[BEGIN Raw data]

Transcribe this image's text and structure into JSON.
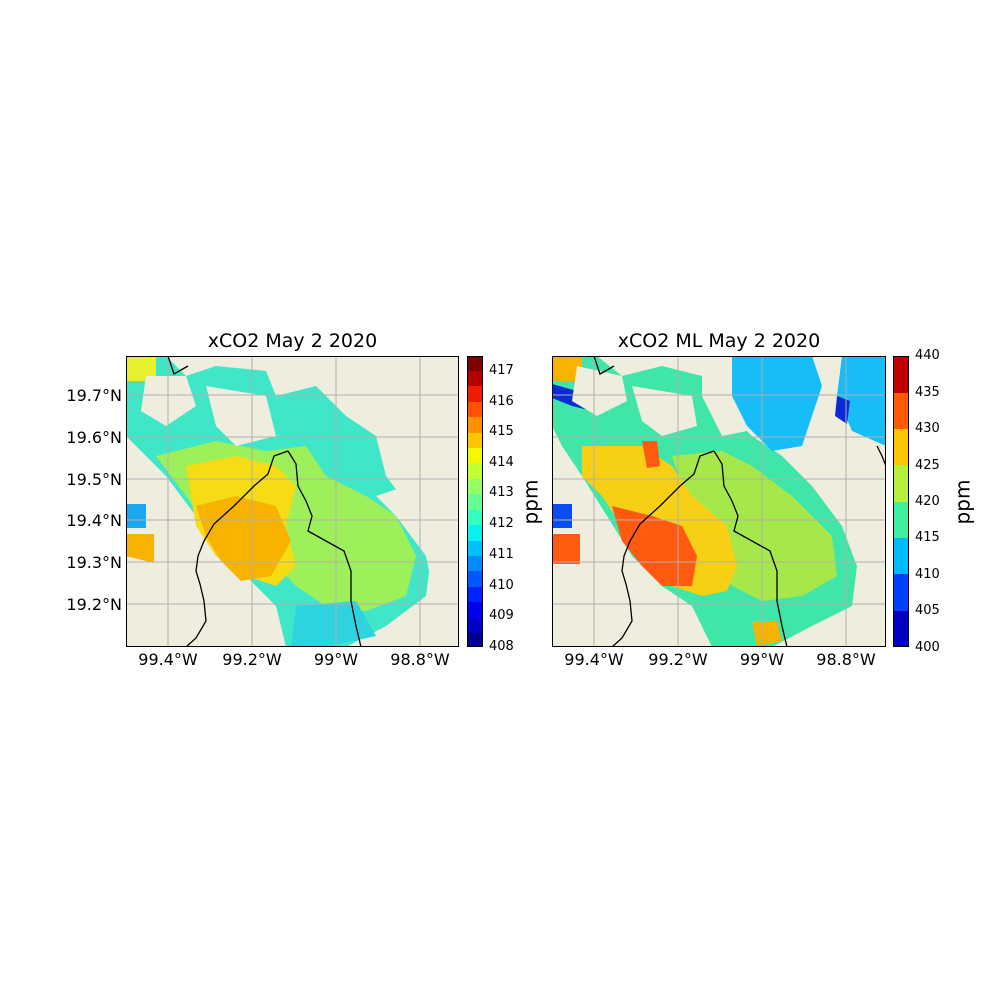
{
  "left_panel": {
    "title": "xCO2 May 2 2020",
    "colorbar": {
      "unit": "ppm",
      "ticks": [
        "417",
        "416",
        "415",
        "414",
        "413",
        "412",
        "411",
        "410",
        "409",
        "408"
      ]
    }
  },
  "right_panel": {
    "title": "xCO2 ML May 2 2020",
    "colorbar": {
      "unit": "ppm",
      "ticks": [
        "440",
        "435",
        "430",
        "425",
        "420",
        "415",
        "410",
        "405",
        "400"
      ]
    }
  },
  "lat_labels": [
    "19.7°N",
    "19.6°N",
    "19.5°N",
    "19.4°N",
    "19.3°N",
    "19.2°N"
  ],
  "lon_labels": [
    "99.4°W",
    "99.2°W",
    "99°W",
    "98.8°W"
  ],
  "colors": {
    "land": "#efedde",
    "grid": "#b0b0b0",
    "border": "#000000"
  }
}
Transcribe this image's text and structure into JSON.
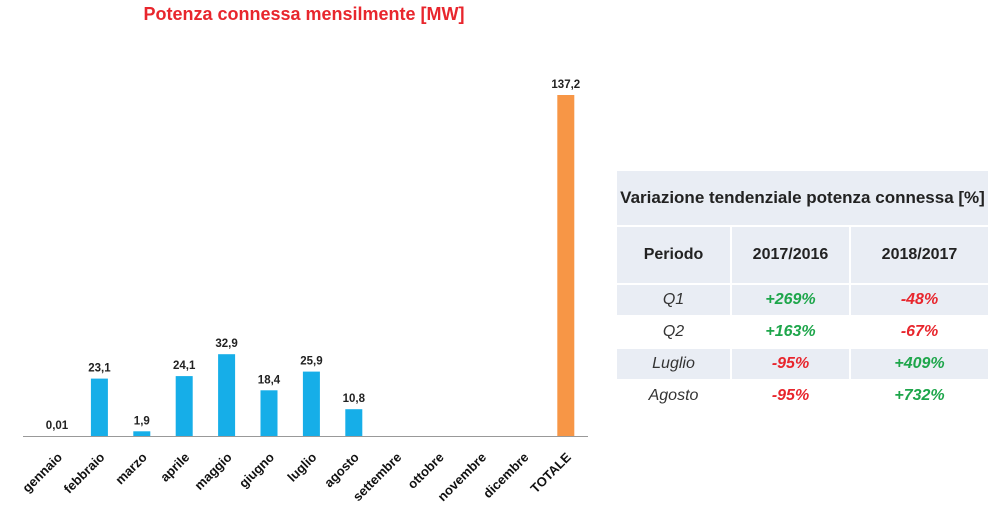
{
  "chart_data": {
    "type": "bar",
    "title": "Potenza connessa mensilmente [MW]",
    "categories": [
      "gennaio",
      "febbraio",
      "marzo",
      "aprile",
      "maggio",
      "giugno",
      "luglio",
      "agosto",
      "settembre",
      "ottobre",
      "novembre",
      "dicembre",
      "TOTALE"
    ],
    "values": [
      0.01,
      23.1,
      1.9,
      24.1,
      32.9,
      18.4,
      25.9,
      10.8,
      null,
      null,
      null,
      null,
      137.2
    ],
    "value_labels": [
      "0,01",
      "23,1",
      "1,9",
      "24,1",
      "32,9",
      "18,4",
      "25,9",
      "10,8",
      "",
      "",
      "",
      "",
      "137,2"
    ],
    "colors": {
      "month": "#16aee8",
      "total": "#f79646",
      "axis": "#999999"
    },
    "ylim": [
      0,
      137.2
    ],
    "grid": false,
    "legend": "none"
  },
  "table": {
    "title": "Variazione tendenziale potenza connessa [%]",
    "headers": [
      "Periodo",
      "2017/2016",
      "2018/2017"
    ],
    "rows": [
      [
        "Q1",
        "+269%",
        "-48%"
      ],
      [
        "Q2",
        "+163%",
        "-67%"
      ],
      [
        "Luglio",
        "-95%",
        "+409%"
      ],
      [
        "Agosto",
        "-95%",
        "+732%"
      ]
    ],
    "colors": {
      "positive": "#1ea64b",
      "negative": "#e8262d",
      "band": "#e9edf4"
    }
  }
}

[END Raw data]

◆ Exercise:
Pick out all lines from the data above in which the word "connessa" appears.

◆ Full response:
    "title": "Potenza connessa mensilmente [MW]",
    "title": "Variazione tendenziale potenza connessa [%]",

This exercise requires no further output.